What the exercise asks:
How many lines in these records hold the string "Benjamin"? Reply with the number alone.

Records supplied:

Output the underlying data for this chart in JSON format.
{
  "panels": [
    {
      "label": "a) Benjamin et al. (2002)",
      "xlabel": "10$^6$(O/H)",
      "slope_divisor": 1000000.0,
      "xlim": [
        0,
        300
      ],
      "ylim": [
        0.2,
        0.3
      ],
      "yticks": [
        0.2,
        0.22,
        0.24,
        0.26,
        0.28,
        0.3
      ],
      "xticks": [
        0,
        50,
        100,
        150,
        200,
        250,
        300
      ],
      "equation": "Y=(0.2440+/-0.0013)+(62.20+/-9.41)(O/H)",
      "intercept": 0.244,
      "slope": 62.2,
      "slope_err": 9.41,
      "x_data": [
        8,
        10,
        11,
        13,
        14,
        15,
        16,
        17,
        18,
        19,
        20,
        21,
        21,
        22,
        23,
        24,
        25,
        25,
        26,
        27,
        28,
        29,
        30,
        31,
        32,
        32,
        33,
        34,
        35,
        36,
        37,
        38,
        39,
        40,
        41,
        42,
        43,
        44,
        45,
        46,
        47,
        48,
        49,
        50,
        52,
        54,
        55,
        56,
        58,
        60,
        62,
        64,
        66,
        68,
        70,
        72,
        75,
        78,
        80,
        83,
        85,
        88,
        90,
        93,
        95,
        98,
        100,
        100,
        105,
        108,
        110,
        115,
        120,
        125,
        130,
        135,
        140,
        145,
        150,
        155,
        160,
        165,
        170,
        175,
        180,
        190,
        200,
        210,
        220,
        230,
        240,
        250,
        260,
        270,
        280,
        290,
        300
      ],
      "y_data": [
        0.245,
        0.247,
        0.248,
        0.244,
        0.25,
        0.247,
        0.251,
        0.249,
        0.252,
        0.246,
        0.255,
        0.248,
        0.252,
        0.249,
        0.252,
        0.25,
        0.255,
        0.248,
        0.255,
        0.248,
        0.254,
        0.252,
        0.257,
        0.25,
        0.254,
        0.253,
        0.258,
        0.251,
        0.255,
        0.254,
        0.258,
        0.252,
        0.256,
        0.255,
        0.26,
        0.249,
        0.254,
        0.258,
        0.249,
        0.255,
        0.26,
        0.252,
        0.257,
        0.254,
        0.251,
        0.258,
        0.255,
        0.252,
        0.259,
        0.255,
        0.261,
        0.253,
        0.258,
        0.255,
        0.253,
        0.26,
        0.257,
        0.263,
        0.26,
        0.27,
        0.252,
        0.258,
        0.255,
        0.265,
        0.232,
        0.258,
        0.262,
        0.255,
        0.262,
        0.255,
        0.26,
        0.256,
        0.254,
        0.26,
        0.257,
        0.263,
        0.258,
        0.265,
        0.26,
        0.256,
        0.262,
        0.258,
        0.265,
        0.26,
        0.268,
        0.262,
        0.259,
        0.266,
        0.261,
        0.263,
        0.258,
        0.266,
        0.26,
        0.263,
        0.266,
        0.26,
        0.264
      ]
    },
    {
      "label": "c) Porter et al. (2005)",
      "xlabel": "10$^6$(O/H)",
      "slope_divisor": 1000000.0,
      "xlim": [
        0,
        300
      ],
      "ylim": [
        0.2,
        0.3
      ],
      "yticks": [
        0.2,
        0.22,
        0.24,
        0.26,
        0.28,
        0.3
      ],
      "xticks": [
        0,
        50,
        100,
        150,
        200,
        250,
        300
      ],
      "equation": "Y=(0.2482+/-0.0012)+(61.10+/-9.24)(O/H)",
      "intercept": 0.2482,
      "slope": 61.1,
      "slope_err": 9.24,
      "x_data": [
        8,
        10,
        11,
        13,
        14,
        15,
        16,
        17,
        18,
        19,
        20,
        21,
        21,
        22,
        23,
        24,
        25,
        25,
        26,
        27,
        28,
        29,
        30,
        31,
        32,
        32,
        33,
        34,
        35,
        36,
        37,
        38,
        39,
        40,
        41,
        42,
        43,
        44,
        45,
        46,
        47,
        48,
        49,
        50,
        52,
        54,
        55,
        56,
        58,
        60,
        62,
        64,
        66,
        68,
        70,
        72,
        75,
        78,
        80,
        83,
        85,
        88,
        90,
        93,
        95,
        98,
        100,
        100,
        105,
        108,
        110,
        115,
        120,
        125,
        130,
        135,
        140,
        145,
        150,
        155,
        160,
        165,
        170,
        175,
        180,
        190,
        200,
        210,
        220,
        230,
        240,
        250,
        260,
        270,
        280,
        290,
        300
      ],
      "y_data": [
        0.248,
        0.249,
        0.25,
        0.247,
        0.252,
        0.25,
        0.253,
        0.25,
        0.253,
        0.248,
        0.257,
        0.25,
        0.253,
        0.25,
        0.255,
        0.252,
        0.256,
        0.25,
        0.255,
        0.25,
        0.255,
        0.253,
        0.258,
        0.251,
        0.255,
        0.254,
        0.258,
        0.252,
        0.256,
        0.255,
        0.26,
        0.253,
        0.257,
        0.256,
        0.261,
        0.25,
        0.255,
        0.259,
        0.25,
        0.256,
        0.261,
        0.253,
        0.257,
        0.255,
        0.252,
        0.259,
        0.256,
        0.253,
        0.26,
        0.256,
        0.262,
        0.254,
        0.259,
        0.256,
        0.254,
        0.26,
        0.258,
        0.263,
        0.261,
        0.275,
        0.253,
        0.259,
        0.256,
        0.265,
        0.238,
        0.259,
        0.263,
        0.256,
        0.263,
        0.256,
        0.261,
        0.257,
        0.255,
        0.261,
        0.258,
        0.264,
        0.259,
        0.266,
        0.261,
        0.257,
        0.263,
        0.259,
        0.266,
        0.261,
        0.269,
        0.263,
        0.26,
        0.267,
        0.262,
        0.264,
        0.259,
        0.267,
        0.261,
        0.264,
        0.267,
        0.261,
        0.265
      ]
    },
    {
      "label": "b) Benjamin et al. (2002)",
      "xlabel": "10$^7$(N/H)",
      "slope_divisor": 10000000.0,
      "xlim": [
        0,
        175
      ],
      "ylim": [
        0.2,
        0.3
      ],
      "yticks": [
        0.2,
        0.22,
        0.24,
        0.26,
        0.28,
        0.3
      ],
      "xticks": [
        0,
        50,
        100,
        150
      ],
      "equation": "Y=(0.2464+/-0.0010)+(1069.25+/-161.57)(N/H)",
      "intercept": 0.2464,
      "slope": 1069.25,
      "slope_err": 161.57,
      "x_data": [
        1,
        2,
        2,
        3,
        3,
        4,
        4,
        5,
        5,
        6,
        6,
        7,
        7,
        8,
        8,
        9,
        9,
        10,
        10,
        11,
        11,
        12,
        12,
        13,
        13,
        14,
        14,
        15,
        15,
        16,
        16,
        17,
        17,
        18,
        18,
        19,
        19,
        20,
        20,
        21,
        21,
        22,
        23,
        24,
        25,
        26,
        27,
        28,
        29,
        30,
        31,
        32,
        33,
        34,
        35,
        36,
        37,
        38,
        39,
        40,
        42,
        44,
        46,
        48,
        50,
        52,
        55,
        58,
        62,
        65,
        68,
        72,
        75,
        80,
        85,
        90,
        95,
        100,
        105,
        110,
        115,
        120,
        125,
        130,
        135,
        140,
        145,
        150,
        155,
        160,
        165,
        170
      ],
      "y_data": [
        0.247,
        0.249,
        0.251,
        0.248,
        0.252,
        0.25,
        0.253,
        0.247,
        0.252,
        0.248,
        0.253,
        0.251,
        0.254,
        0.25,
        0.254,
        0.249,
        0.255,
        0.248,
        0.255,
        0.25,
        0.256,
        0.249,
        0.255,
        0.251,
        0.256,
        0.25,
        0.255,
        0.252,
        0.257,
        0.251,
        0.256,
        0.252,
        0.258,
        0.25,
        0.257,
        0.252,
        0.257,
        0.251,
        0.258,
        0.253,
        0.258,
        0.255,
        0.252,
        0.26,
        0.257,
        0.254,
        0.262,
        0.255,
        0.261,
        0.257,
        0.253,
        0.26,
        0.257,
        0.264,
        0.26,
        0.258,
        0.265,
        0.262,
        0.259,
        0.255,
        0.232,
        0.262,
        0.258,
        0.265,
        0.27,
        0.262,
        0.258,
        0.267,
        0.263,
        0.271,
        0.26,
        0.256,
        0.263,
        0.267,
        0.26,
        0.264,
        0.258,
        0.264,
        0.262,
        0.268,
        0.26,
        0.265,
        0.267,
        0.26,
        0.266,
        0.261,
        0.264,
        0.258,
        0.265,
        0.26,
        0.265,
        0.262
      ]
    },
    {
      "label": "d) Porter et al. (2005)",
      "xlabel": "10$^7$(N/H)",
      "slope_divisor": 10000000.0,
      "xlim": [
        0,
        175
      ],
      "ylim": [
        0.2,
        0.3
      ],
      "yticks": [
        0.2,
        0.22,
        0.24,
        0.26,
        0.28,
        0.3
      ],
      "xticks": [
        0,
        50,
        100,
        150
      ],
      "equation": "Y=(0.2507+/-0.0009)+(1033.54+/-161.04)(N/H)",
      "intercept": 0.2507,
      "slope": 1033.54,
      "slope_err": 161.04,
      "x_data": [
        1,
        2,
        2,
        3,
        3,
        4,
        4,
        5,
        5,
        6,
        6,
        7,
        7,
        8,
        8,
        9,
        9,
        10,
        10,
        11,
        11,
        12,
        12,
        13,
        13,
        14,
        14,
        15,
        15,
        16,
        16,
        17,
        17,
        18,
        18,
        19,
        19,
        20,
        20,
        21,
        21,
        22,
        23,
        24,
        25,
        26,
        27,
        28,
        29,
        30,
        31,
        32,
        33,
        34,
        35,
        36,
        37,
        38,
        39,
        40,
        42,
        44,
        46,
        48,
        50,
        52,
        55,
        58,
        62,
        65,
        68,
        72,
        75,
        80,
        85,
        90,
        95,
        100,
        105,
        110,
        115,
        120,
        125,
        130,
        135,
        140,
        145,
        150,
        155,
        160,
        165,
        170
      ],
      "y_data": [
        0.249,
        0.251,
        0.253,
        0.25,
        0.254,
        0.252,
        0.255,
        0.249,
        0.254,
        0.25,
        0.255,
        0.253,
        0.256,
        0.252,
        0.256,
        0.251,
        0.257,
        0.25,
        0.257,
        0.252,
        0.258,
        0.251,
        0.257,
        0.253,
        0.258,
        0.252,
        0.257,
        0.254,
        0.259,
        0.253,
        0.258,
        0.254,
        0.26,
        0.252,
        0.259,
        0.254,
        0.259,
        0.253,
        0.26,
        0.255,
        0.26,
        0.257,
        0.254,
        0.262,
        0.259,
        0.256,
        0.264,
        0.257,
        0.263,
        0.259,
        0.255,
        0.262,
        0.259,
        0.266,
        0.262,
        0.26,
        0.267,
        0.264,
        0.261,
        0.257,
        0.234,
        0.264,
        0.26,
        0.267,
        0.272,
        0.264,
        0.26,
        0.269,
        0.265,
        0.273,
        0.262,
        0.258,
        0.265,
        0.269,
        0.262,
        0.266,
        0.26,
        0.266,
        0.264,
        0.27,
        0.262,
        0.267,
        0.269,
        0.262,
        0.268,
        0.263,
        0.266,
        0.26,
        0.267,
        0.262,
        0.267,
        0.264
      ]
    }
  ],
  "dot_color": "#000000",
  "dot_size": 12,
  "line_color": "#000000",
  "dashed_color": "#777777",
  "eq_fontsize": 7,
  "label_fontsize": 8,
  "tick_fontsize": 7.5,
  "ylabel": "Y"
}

Completed exercise:
2